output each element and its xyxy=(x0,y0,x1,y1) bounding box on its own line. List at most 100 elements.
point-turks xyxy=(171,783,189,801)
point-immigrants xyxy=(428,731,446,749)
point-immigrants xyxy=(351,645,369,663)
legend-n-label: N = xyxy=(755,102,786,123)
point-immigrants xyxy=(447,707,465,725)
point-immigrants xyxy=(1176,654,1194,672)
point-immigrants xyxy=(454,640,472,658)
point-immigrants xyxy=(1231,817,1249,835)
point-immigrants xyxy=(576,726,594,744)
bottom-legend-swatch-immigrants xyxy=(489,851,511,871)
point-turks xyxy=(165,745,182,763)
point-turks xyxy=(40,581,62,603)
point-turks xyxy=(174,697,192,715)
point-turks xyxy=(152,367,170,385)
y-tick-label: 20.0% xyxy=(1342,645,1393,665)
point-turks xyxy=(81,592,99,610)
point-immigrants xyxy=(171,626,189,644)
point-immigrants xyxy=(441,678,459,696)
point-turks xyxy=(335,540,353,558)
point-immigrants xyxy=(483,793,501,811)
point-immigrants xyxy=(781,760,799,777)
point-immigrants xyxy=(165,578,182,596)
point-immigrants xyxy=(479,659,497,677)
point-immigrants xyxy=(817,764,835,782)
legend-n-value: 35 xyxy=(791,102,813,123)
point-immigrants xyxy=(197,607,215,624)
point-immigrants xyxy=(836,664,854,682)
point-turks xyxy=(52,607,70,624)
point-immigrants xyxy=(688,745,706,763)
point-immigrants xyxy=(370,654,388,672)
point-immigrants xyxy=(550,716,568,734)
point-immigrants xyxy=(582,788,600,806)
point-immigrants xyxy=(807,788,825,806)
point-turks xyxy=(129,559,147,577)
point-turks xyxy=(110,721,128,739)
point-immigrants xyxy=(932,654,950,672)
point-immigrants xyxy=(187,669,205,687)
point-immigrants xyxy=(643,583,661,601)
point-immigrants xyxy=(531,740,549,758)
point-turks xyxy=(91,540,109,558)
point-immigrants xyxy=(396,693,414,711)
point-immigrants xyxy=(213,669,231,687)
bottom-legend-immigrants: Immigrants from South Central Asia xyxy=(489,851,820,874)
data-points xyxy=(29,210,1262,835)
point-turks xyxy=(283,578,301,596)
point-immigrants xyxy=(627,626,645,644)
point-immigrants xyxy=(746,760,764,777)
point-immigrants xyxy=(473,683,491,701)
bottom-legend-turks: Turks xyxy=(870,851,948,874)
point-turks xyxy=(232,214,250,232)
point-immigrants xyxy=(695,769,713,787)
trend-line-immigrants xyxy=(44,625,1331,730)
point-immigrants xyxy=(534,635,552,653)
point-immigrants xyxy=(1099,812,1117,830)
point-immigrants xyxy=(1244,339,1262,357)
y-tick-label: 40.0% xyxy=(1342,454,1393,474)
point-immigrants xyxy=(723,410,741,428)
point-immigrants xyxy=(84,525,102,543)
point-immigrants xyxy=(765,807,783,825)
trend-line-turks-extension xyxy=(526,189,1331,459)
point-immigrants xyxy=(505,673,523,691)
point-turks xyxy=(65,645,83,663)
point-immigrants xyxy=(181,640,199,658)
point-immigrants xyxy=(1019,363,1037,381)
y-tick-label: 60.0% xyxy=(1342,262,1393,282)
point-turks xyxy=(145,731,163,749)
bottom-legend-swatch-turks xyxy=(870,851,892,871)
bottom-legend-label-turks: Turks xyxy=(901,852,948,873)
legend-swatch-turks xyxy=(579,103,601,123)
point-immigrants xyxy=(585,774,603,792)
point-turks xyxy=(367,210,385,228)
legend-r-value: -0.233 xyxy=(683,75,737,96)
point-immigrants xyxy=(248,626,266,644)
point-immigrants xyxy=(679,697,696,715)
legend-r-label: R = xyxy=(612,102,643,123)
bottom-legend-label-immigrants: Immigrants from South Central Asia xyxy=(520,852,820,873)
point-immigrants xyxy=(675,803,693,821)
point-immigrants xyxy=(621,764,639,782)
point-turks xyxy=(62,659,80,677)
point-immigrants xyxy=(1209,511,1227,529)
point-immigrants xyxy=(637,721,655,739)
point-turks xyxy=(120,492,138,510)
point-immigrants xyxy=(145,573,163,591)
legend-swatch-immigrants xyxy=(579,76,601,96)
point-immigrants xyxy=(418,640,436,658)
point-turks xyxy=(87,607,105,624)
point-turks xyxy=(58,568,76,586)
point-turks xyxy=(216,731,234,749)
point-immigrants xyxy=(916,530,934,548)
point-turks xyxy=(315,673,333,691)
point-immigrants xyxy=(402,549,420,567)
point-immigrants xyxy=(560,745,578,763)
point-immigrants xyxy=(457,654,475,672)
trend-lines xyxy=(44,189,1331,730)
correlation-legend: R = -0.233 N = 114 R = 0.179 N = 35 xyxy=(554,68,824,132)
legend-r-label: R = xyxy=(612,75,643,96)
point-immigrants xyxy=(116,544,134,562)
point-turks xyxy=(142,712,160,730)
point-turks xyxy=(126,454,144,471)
......
§ PROBLEM TO SOLVE:
Report each line of the records that contains the string "from", copying every such line in full. Matching is case-sensitive.

§ SOLVED PROBLEM:
bottom-legend-immigrants: Immigrants from South Central Asia xyxy=(489,851,820,874)
bottom-legend-label-immigrants: Immigrants from South Central Asia xyxy=(520,852,820,873)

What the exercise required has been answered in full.